For the role, Firth lost some girth and he looks better than ever, unbearably stylish, sporting immaculate clothes, a fabulous haircut and big black rimmed glasses (you want to ravish him). To watch him with Julianne Moore, who plays his best friend Charlotte, is to see the contrasting styles of British and American acting of the highest caliber. Moore is terrific as an old friend and British boozer who is in love with him, a lonely, hysterical woman grasping at straws. Feeling oozes through her pores, loose and frightening. With him is the opposite. It's all bottled up. They are both fabulous together.
Colin Firth is not particularly handsome, but he has that which makes women melt: there is warmth and vulnerability underneath the icy smartness, and we all want to coax it out of him. Like all good British thespians, he acts with his voice. He infuses a line like, "Nobody else calls me before 8 in the morning, Charlotte" with so much personal history, it is almost shocking, funny and heartbreaking. He is magnificent.

● PROBLEM
According to the review, what does Colin Firth act with, like all good British thespians? Use only the review for this.

● DATA SHOWN

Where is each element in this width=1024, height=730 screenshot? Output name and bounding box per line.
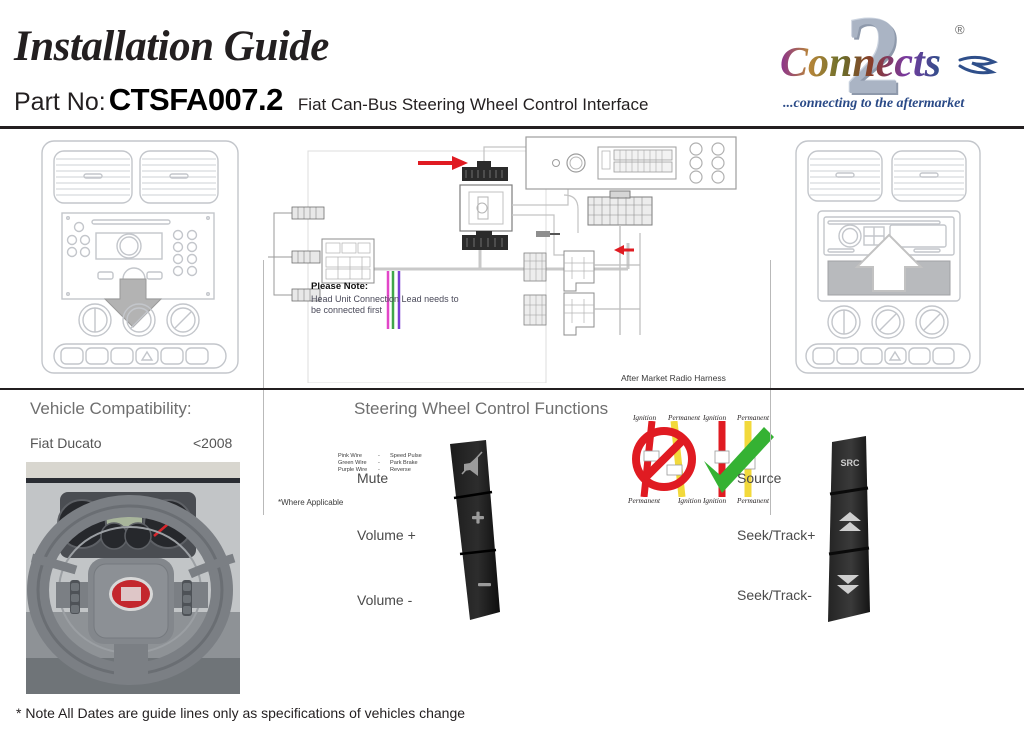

● THE SOLUTION
His voice.